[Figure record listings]
▬▬▬▬▬▬

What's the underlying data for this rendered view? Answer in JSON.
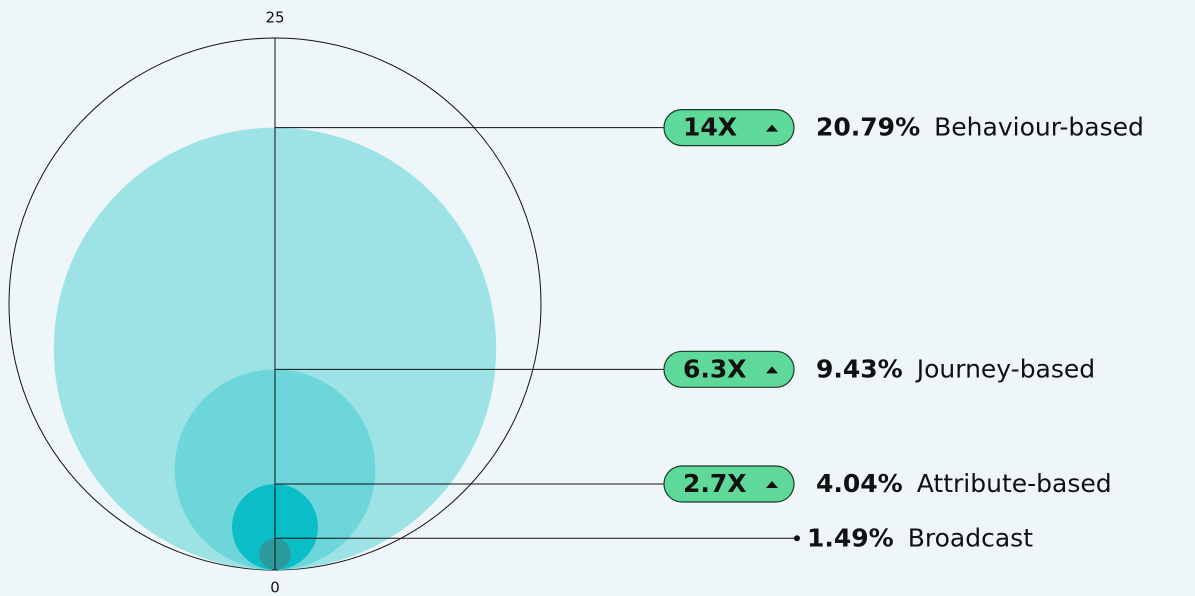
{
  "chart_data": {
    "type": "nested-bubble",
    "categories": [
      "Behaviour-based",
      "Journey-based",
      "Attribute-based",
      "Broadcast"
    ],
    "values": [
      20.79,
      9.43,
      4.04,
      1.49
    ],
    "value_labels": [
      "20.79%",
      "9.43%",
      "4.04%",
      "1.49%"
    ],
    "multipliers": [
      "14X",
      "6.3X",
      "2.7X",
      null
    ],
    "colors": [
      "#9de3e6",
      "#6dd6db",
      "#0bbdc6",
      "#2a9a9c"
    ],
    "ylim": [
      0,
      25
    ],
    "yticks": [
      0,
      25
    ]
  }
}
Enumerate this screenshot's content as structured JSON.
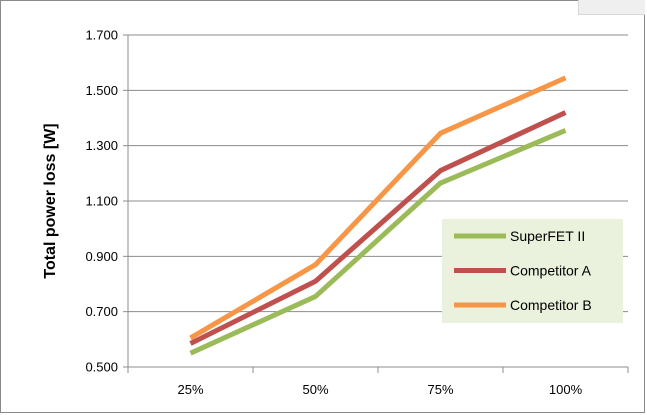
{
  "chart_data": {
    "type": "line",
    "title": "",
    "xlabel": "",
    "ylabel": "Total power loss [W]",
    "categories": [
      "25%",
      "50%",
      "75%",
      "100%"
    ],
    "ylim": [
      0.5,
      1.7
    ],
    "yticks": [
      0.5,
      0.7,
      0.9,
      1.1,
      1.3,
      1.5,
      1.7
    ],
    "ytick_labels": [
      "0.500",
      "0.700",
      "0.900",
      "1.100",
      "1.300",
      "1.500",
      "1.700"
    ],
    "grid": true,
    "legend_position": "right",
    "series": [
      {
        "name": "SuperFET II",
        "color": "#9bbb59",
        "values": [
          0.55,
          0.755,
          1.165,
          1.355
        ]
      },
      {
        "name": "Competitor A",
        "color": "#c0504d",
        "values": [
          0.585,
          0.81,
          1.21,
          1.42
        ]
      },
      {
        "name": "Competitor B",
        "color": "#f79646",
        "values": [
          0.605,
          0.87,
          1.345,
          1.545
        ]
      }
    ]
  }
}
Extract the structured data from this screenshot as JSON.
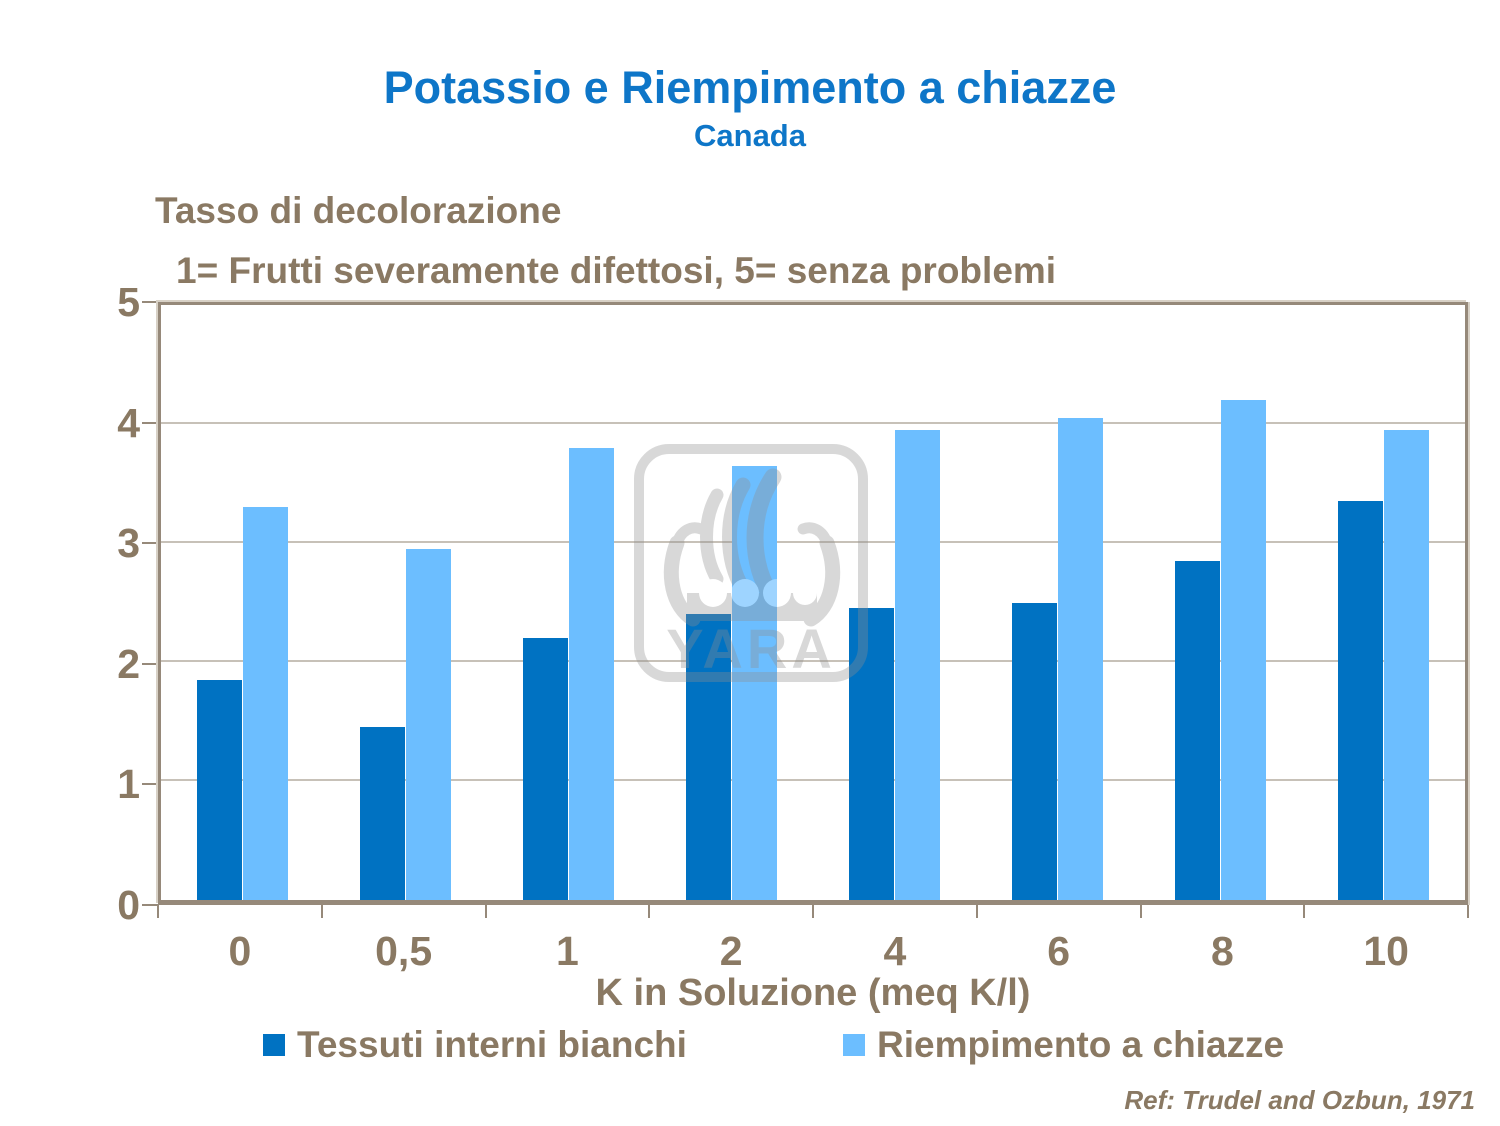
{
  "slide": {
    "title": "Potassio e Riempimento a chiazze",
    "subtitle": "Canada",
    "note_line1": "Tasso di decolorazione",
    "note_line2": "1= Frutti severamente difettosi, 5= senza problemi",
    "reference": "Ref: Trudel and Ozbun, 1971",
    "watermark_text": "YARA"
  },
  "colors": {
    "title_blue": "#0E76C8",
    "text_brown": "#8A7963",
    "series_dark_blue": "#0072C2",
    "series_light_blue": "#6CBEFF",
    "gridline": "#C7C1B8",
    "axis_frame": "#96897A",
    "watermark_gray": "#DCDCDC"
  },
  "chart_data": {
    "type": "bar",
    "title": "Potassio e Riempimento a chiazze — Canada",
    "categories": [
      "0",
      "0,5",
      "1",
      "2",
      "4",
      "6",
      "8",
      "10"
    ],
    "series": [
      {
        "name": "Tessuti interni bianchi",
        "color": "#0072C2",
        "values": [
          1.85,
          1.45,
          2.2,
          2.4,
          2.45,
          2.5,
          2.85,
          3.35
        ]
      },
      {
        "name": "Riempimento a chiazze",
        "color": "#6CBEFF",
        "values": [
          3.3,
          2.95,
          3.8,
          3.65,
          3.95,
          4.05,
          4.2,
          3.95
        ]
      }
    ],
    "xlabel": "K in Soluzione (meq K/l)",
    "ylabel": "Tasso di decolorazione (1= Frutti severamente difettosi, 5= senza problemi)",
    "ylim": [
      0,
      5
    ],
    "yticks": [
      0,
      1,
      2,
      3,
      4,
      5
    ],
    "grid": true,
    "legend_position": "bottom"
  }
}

▬▬▬▬▬▬

**WHAT TO DO:**
Quote the records in full and exactly; skip any image.

**OUTPUT BELOW:**
What's the underlying data for this rendered view? Answer in JSON.
{
  "chart_data": {
    "type": "nested-bubble",
    "categories": [
      "Behaviour-based",
      "Journey-based",
      "Attribute-based",
      "Broadcast"
    ],
    "values": [
      20.79,
      9.43,
      4.04,
      1.49
    ],
    "value_labels": [
      "20.79%",
      "9.43%",
      "4.04%",
      "1.49%"
    ],
    "multipliers": [
      "14X",
      "6.3X",
      "2.7X",
      null
    ],
    "colors": [
      "#9de3e6",
      "#6dd6db",
      "#0bbdc6",
      "#2a9a9c"
    ],
    "ylim": [
      0,
      25
    ],
    "yticks": [
      0,
      25
    ]
  }
}
Enumerate this screenshot's content as structured JSON.
{
  "chart_data": {
    "type": "line",
    "title": "",
    "xlabel": "",
    "ylabel": "Total power loss [W]",
    "categories": [
      "25%",
      "50%",
      "75%",
      "100%"
    ],
    "ylim": [
      0.5,
      1.7
    ],
    "yticks": [
      0.5,
      0.7,
      0.9,
      1.1,
      1.3,
      1.5,
      1.7
    ],
    "ytick_labels": [
      "0.500",
      "0.700",
      "0.900",
      "1.100",
      "1.300",
      "1.500",
      "1.700"
    ],
    "grid": true,
    "legend_position": "right",
    "series": [
      {
        "name": "SuperFET II",
        "color": "#9bbb59",
        "values": [
          0.55,
          0.755,
          1.165,
          1.355
        ]
      },
      {
        "name": "Competitor A",
        "color": "#c0504d",
        "values": [
          0.585,
          0.81,
          1.21,
          1.42
        ]
      },
      {
        "name": "Competitor B",
        "color": "#f79646",
        "values": [
          0.605,
          0.87,
          1.345,
          1.545
        ]
      }
    ]
  }
}
Extract the structured data from this screenshot as JSON.
{
  "slide": {
    "title": "Potassio e Riempimento a chiazze",
    "subtitle": "Canada",
    "note_line1": "Tasso di decolorazione",
    "note_line2": "1= Frutti severamente difettosi, 5= senza problemi",
    "reference": "Ref: Trudel and Ozbun, 1971",
    "watermark_text": "YARA"
  },
  "colors": {
    "title_blue": "#0E76C8",
    "text_brown": "#8A7963",
    "series_dark_blue": "#0072C2",
    "series_light_blue": "#6CBEFF",
    "gridline": "#C7C1B8",
    "axis_frame": "#96897A",
    "watermark_gray": "#DCDCDC"
  },
  "chart_data": {
    "type": "bar",
    "title": "Potassio e Riempimento a chiazze — Canada",
    "categories": [
      "0",
      "0,5",
      "1",
      "2",
      "4",
      "6",
      "8",
      "10"
    ],
    "series": [
      {
        "name": "Tessuti interni bianchi",
        "color": "#0072C2",
        "values": [
          1.85,
          1.45,
          2.2,
          2.4,
          2.45,
          2.5,
          2.85,
          3.35
        ]
      },
      {
        "name": "Riempimento a chiazze",
        "color": "#6CBEFF",
        "values": [
          3.3,
          2.95,
          3.8,
          3.65,
          3.95,
          4.05,
          4.2,
          3.95
        ]
      }
    ],
    "xlabel": "K in Soluzione (meq K/l)",
    "ylabel": "Tasso di decolorazione (1= Frutti severamente difettosi, 5= senza problemi)",
    "ylim": [
      0,
      5
    ],
    "yticks": [
      0,
      1,
      2,
      3,
      4,
      5
    ],
    "grid": true,
    "legend_position": "bottom"
  }
}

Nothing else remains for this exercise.